>> START

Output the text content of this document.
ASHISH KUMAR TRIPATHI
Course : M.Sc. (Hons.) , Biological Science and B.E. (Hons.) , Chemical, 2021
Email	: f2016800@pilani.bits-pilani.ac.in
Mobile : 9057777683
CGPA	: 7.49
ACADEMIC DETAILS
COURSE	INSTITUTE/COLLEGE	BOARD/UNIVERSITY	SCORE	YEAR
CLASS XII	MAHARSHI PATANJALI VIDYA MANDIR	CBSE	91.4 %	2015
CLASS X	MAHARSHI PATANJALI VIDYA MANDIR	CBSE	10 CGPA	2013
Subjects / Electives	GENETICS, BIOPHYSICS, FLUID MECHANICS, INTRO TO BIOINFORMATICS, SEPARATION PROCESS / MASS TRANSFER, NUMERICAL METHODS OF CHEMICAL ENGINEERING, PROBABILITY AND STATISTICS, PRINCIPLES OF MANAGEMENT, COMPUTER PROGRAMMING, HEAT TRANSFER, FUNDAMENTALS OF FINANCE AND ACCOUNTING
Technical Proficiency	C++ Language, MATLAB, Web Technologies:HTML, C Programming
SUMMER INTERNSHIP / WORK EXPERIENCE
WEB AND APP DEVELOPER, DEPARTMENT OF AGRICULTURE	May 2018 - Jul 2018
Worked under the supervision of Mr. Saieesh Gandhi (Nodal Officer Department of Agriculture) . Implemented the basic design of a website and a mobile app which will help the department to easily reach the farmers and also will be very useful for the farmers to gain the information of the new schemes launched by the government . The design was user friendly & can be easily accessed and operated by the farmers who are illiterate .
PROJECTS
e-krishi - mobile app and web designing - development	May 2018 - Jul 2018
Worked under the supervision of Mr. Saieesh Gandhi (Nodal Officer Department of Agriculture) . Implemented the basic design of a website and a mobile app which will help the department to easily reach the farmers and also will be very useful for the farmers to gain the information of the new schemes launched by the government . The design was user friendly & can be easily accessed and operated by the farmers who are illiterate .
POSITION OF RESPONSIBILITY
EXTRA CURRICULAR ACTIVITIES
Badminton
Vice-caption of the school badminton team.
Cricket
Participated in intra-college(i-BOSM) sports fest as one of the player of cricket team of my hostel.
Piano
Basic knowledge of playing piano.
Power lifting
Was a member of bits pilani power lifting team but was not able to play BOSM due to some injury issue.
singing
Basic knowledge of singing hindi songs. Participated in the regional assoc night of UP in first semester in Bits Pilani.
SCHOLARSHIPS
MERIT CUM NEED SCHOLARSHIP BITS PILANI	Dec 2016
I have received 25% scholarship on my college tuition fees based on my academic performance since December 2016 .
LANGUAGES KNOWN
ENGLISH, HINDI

>> END

> **Written exercise**: Above are the records; copy every line in them that holds the word "MAHARSHI".

> **The result**:
CLASS XII	MAHARSHI PATANJALI VIDYA MANDIR	CBSE	91.4 %	2015
CLASS X	MAHARSHI PATANJALI VIDYA MANDIR	CBSE	10 CGPA	2013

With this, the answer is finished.